# Aim:
Each entry below is to be printed verbatim.

:: Information given

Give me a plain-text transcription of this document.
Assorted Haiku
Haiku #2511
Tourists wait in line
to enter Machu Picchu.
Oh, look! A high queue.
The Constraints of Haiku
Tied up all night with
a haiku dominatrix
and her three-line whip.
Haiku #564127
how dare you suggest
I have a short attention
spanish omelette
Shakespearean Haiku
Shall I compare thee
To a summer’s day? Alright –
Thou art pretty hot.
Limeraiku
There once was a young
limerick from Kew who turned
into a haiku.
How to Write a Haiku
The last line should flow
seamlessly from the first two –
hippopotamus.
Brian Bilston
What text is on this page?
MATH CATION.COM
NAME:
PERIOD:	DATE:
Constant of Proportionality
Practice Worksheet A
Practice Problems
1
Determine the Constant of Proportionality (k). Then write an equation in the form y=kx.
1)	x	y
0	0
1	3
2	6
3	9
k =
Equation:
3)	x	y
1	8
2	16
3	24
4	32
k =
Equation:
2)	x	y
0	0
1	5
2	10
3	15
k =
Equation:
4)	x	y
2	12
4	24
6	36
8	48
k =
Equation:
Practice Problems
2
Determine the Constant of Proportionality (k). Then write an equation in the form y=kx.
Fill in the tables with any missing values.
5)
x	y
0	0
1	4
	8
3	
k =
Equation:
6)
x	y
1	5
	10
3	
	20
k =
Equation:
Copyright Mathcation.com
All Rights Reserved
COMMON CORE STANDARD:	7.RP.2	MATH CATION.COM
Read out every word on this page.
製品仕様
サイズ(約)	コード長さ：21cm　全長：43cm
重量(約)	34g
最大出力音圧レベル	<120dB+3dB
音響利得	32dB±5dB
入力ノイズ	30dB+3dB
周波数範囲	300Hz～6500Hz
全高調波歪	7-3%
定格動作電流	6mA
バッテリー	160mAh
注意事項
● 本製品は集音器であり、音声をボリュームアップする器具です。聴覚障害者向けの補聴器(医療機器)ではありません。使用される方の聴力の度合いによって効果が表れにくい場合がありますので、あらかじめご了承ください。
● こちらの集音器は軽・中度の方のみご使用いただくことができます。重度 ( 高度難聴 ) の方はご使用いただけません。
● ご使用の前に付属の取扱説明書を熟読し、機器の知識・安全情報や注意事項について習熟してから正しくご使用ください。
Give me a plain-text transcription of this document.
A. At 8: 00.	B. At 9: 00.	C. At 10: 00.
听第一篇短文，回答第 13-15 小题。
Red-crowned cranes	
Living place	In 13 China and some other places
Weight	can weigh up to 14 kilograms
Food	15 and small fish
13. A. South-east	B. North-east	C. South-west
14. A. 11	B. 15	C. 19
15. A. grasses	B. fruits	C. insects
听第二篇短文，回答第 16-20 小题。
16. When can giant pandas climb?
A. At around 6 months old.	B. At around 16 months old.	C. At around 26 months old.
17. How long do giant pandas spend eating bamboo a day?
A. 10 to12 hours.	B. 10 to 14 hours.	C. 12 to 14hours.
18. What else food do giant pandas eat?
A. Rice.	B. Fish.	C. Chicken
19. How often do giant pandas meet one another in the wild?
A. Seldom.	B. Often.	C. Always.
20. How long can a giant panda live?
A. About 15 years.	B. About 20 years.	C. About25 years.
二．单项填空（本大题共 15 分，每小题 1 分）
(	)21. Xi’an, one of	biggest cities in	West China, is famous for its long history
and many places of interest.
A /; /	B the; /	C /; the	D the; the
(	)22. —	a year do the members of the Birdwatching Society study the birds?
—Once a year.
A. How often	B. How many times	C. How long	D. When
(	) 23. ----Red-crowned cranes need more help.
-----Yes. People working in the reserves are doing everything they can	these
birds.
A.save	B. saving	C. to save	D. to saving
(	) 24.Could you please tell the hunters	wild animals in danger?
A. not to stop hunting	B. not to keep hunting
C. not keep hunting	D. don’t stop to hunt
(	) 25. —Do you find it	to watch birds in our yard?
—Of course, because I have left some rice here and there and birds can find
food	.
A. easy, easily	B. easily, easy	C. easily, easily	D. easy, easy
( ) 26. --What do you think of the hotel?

::::

# Correct answer:
Give me a plain-text transcription of this document.
Assorted Haiku
Haiku #2511
Tourists wait in line
to enter Machu Picchu.
Oh, look! A high queue.
The Constraints of Haiku
Tied up all night with
a haiku dominatrix
and her three-line whip.
Haiku #564127
how dare you suggest
I have a short attention
spanish omelette
Shakespearean Haiku
Shall I compare thee
To a summer’s day? Alright –
Thou art pretty hot.
Limeraiku
There once was a young
limerick from Kew who turned
into a haiku.
How to Write a Haiku
The last line should flow
seamlessly from the first two –
hippopotamus.
Brian Bilston
What text is on this page?
MATH CATION.COM
NAME:
PERIOD:	DATE:
Constant of Proportionality
Practice Worksheet A
Practice Problems
1
Determine the Constant of Proportionality (k). Then write an equation in the form y=kx.
1)	x	y
0	0
1	3
2	6
3	9
k =
Equation:
3)	x	y
1	8
2	16
3	24
4	32
k =
Equation:
2)	x	y
0	0
1	5
2	10
3	15
k =
Equation:
4)	x	y
2	12
4	24
6	36
8	48
k =
Equation:
Practice Problems
2
Determine the Constant of Proportionality (k). Then write an equation in the form y=kx.
Fill in the tables with any missing values.
5)
x	y
0	0
1	4
	8
3	
k =
Equation:
6)
x	y
1	5
	10
3	
	20
k =
Equation:
Copyright Mathcation.com
All Rights Reserved
COMMON CORE STANDARD:	7.RP.2	MATH CATION.COM
Read out every word on this page.
製品仕様
サイズ(約)	コード長さ：21cm　全長：43cm
重量(約)	34g
最大出力音圧レベル	<120dB+3dB
音響利得	32dB±5dB
入力ノイズ	30dB+3dB
周波数範囲	300Hz～6500Hz
全高調波歪	7-3%
定格動作電流	6mA
バッテリー	160mAh
注意事項
● 本製品は集音器であり、音声をボリュームアップする器具です。聴覚障害者向けの補聴器(医療機器)ではありません。使用される方の聴力の度合いによって効果が表れにくい場合がありますので、あらかじめご了承ください。
● こちらの集音器は軽・中度の方のみご使用いただくことができます。重度 ( 高度難聴 ) の方はご使用いただけません。
● ご使用の前に付属の取扱説明書を熟読し、機器の知識・安全情報や注意事項について習熟してから正しくご使用ください。
Give me a plain-text transcription of this document.
A. At 8: 00.	B. At 9: 00.	C. At 10: 00.
听第一篇短文，回答第 13-15 小题。
Red-crowned cranes	
Living place	In 13 China and some other places
Weight	can weigh up to 14 kilograms
Food	15 and small fish
13. A. South-east	B. North-east	C. South-west
14. A. 11	B. 15	C. 19
15. A. grasses	B. fruits	C. insects
听第二篇短文，回答第 16-20 小题。
16. When can giant pandas climb?
A. At around 6 months old.	B. At around 16 months old.	C. At around 26 months old.
17. How long do giant pandas spend eating bamboo a day?
A. 10 to12 hours.	B. 10 to 14 hours.	C. 12 to 14hours.
18. What else food do giant pandas eat?
A. Rice.	B. Fish.	C. Chicken
19. How often do giant pandas meet one another in the wild?
A. Seldom.	B. Often.	C. Always.
20. How long can a giant panda live?
A. About 15 years.	B. About 20 years.	C. About25 years.
二．单项填空（本大题共 15 分，每小题 1 分）
(	)21. Xi’an, one of	biggest cities in	West China, is famous for its long history
and many places of interest.
A /; /	B the; /	C /; the	D the; the
(	)22. —	a year do the members of the Birdwatching Society study the birds?
—Once a year.
A. How often	B. How many times	C. How long	D. When
(	) 23. ----Red-crowned cranes need more help.
-----Yes. People working in the reserves are doing everything they can	these
birds.
A.save	B. saving	C. to save	D. to saving
(	) 24.Could you please tell the hunters	wild animals in danger?
A. not to stop hunting	B. not to keep hunting
C. not keep hunting	D. don’t stop to hunt
(	) 25. —Do you find it	to watch birds in our yard?
—Of course, because I have left some rice here and there and birds can find
food	.
A. easy, easily	B. easily, easy	C. easily, easily	D. easy, easy
( ) 26. --What do you think of the hotel?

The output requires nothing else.